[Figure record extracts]
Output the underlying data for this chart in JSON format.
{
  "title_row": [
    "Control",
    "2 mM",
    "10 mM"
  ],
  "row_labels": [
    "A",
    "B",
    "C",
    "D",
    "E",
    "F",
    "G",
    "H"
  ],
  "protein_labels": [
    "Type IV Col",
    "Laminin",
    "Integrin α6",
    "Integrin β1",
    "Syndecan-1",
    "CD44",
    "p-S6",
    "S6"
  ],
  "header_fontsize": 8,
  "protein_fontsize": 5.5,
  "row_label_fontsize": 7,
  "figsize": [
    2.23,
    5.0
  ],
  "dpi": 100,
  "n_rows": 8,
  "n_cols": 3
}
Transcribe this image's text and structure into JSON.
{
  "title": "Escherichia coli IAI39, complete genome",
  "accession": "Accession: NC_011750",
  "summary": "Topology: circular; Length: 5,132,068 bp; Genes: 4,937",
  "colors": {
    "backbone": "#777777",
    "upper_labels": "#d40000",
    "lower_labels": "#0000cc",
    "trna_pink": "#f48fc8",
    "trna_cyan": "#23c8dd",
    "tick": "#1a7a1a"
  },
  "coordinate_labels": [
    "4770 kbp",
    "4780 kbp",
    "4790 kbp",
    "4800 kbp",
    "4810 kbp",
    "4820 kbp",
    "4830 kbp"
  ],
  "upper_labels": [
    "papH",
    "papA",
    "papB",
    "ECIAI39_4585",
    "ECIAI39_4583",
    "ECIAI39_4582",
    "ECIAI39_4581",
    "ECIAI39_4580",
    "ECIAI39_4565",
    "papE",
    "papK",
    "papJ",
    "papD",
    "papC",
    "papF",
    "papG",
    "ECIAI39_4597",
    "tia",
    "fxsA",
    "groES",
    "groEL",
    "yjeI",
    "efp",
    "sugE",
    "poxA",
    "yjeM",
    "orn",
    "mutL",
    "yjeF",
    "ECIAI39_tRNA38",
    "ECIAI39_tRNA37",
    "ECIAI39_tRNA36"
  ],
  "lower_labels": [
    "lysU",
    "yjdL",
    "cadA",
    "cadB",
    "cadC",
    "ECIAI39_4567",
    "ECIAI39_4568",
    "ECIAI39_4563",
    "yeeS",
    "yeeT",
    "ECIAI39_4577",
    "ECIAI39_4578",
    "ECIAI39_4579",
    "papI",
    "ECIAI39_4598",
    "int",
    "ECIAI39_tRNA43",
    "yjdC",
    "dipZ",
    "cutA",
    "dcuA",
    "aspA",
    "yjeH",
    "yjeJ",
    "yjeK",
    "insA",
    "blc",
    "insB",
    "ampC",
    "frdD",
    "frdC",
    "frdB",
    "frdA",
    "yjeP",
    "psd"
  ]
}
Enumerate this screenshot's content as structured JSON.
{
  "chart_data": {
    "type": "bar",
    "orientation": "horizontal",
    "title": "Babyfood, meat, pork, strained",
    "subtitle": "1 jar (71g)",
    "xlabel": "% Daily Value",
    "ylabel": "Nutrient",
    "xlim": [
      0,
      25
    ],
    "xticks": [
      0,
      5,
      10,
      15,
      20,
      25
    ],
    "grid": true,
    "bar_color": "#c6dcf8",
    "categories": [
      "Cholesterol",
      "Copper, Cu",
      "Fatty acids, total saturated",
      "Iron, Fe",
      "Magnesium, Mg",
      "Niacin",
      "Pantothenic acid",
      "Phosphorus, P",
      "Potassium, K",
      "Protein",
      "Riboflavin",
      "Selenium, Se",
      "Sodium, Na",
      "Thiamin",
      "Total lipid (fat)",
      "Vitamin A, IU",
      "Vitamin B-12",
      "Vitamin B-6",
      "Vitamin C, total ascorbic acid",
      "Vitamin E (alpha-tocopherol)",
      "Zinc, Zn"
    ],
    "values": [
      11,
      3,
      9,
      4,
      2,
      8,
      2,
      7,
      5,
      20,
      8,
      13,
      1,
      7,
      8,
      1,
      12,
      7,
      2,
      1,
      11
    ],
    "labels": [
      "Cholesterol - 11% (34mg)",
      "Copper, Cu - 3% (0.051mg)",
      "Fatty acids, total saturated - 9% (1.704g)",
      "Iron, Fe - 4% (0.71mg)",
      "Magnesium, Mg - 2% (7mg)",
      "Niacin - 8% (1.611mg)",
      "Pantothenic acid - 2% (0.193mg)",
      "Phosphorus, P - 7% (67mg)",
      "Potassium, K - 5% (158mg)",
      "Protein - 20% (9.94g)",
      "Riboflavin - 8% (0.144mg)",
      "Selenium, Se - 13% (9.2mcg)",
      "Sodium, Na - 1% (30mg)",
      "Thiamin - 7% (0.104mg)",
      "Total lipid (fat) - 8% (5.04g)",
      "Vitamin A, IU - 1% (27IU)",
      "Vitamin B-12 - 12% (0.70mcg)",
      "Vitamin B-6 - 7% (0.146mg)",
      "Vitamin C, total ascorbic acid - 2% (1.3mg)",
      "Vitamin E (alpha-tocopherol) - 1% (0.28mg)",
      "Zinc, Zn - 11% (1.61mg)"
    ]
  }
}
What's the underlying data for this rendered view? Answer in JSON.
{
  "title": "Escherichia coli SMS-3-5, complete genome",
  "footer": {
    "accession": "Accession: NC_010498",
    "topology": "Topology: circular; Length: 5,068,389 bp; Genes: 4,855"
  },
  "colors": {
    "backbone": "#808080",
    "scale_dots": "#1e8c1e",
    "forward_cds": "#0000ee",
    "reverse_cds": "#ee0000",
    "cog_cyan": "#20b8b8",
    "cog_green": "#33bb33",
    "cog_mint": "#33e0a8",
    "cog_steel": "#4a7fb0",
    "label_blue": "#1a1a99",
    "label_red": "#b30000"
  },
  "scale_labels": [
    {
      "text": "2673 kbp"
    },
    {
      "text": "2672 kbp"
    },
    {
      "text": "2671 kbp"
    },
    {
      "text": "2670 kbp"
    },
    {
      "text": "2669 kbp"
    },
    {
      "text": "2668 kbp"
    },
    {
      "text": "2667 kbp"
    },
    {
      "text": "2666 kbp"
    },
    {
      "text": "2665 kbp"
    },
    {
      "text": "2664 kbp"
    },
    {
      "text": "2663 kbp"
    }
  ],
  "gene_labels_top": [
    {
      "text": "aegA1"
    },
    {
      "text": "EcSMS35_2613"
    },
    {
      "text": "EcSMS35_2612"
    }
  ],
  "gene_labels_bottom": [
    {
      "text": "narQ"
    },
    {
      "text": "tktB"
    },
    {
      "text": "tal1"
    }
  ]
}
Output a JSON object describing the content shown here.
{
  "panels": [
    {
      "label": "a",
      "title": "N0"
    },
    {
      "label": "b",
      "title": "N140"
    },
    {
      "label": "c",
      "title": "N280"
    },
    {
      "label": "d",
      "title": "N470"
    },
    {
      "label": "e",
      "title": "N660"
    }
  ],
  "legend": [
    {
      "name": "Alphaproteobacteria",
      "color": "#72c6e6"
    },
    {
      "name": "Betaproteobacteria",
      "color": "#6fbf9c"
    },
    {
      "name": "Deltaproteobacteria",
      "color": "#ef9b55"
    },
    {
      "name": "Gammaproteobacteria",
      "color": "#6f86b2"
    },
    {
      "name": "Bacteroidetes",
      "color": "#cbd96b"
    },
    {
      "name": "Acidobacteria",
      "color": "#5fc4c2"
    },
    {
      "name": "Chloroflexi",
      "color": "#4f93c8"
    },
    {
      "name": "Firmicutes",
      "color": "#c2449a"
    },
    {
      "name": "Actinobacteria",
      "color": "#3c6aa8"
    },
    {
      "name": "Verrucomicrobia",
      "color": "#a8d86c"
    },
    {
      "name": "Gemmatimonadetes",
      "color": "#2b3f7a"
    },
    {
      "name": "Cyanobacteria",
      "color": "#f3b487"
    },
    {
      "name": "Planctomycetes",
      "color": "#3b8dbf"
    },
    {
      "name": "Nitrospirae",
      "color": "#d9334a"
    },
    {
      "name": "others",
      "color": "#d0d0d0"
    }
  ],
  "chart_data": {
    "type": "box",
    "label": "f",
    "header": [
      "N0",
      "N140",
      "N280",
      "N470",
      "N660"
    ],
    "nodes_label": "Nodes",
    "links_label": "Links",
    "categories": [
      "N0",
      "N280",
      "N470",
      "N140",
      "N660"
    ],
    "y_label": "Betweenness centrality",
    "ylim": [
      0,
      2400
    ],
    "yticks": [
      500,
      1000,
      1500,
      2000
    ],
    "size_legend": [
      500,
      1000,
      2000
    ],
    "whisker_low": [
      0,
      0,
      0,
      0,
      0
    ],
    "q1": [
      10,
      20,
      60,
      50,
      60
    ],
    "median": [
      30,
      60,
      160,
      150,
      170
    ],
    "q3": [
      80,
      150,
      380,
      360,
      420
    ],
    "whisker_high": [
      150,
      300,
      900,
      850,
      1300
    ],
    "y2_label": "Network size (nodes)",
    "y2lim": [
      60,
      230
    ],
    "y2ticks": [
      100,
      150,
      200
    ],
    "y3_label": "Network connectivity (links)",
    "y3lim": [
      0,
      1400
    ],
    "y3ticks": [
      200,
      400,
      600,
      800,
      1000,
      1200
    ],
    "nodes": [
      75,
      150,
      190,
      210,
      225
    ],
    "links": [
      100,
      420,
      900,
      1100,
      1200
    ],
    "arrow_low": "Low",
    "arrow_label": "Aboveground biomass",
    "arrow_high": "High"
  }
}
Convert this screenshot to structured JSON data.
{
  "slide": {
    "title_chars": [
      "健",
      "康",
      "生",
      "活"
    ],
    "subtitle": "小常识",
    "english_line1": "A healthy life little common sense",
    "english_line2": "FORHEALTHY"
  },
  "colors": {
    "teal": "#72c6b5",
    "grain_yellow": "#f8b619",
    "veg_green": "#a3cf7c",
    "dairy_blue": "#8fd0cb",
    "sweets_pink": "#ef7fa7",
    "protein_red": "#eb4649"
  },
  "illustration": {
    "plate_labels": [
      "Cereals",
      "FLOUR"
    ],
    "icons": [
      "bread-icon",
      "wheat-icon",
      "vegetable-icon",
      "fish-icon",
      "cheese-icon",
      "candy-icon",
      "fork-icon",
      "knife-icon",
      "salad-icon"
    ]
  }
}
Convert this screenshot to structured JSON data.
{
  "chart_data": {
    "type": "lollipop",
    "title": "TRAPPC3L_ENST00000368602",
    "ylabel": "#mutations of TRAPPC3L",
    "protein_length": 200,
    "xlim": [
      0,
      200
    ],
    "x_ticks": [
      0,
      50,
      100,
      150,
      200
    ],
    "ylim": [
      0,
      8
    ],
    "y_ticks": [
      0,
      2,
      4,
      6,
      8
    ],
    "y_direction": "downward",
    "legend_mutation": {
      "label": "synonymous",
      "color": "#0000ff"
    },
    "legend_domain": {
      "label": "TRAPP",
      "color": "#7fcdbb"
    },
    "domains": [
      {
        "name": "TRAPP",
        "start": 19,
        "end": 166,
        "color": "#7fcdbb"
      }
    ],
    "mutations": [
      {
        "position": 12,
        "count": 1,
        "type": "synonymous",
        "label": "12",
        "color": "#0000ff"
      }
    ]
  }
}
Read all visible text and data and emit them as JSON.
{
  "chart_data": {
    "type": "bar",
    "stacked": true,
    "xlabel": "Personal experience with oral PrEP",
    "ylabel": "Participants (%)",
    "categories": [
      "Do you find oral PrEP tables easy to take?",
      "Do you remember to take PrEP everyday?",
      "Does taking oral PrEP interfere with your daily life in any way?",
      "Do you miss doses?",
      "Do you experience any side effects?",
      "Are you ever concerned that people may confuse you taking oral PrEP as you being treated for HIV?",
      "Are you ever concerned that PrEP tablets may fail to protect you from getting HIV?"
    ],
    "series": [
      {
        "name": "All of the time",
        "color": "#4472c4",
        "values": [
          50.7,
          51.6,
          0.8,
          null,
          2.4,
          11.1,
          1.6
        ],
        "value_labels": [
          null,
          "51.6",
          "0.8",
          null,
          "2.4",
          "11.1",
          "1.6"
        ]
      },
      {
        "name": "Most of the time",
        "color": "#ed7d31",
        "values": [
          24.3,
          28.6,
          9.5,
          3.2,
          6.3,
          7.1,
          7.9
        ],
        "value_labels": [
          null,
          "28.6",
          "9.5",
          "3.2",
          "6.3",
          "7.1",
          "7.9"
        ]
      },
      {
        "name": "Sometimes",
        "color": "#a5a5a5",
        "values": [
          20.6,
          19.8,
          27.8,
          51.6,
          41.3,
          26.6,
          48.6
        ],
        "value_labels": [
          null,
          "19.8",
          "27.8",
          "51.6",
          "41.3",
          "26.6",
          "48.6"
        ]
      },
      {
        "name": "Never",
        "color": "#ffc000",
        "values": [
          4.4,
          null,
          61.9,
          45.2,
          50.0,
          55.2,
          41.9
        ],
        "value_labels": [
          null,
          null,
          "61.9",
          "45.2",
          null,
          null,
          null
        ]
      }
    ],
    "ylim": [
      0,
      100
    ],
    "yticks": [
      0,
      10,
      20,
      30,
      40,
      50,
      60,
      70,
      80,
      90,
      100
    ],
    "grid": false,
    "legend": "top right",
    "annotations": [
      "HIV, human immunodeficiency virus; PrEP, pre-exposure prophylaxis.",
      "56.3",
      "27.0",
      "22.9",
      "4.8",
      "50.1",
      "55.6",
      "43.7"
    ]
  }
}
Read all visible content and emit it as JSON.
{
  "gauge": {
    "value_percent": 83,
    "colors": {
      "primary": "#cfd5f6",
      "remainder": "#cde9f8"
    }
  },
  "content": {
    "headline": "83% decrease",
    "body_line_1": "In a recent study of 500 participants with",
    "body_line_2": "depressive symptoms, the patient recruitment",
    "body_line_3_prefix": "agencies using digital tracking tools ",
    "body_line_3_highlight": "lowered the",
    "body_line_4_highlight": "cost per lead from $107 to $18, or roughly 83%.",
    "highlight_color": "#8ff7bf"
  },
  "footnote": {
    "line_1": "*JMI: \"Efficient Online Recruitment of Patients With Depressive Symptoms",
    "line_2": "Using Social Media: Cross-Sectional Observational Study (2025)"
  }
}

_How to complete this task_: Where a line in the records above contains the string "circular", copy that line.

_Result of this exercise_:
  "summary": "Topology: circular; Length: 5,132,068 bp; Genes: 4,937",
    "topology": "Topology: circular; Length: 5,068,389 bp; Genes: 4,855"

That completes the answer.